— PROBLEM TO WORK ON —
Go through the data and copy every line exactly, but not the images.

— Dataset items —
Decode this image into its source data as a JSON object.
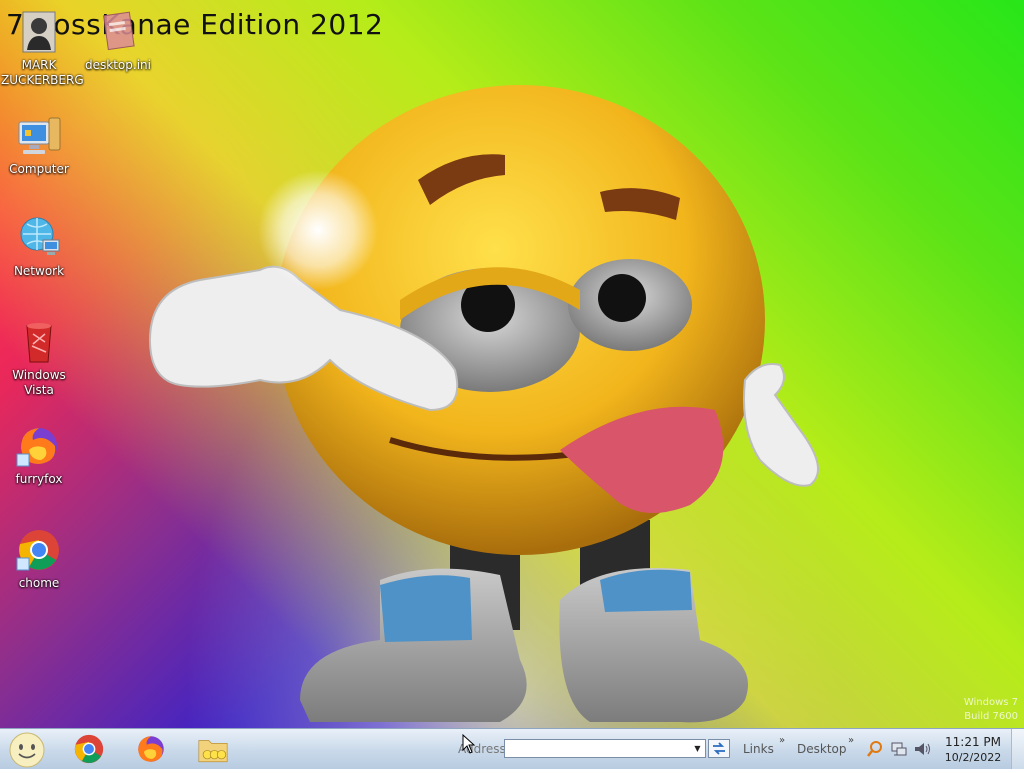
{
  "desktop": {
    "brand": "7 BossKanae Edition 2012",
    "watermark_line1": "Windows 7",
    "watermark_line2": "Build 7600",
    "icons": [
      {
        "label": "MARK ZUCKERBERG",
        "icon": "user-photo-icon"
      },
      {
        "label": "desktop.ini",
        "icon": "ini-file-icon"
      },
      {
        "label": "Computer",
        "icon": "computer-icon"
      },
      {
        "label": "Network",
        "icon": "network-icon"
      },
      {
        "label": "Windows Vista",
        "icon": "recycle-bin-icon"
      },
      {
        "label": "furryfox",
        "icon": "firefox-icon"
      },
      {
        "label": "chome",
        "icon": "chrome-icon"
      }
    ]
  },
  "taskbar": {
    "pinned": [
      "smiley-start-icon",
      "chrome-icon",
      "firefox-icon",
      "folder-icon"
    ],
    "address_label": "Address",
    "address_value": "",
    "links_label": "Links",
    "desktop_label": "Desktop",
    "tray": [
      "search-icon",
      "network-icon",
      "volume-icon"
    ],
    "clock_time": "11:21 PM",
    "clock_date": "10/2/2022"
  },
  "colors": {
    "taskbar_top": "#e9f0f8",
    "taskbar_bottom": "#b8cbe0",
    "smiley_yellow": "#f2c21e",
    "tongue": "#d9566a"
  }
}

— EXERCISE OUTPUT —
Decode this image into its source data as a JSON object.
{
  "desktop": {
    "brand": "7 BossKanae Edition 2012",
    "watermark_line1": "Windows 7",
    "watermark_line2": "Build 7600",
    "icons": [
      {
        "label": "MARK ZUCKERBERG",
        "icon": "user-photo-icon"
      },
      {
        "label": "desktop.ini",
        "icon": "ini-file-icon"
      },
      {
        "label": "Computer",
        "icon": "computer-icon"
      },
      {
        "label": "Network",
        "icon": "network-icon"
      },
      {
        "label": "Windows Vista",
        "icon": "recycle-bin-icon"
      },
      {
        "label": "furryfox",
        "icon": "firefox-icon"
      },
      {
        "label": "chome",
        "icon": "chrome-icon"
      }
    ]
  },
  "taskbar": {
    "pinned": [
      "smiley-start-icon",
      "chrome-icon",
      "firefox-icon",
      "folder-icon"
    ],
    "address_label": "Address",
    "address_value": "",
    "links_label": "Links",
    "desktop_label": "Desktop",
    "tray": [
      "search-icon",
      "network-icon",
      "volume-icon"
    ],
    "clock_time": "11:21 PM",
    "clock_date": "10/2/2022"
  },
  "colors": {
    "taskbar_top": "#e9f0f8",
    "taskbar_bottom": "#b8cbe0",
    "smiley_yellow": "#f2c21e",
    "tongue": "#d9566a"
  }
}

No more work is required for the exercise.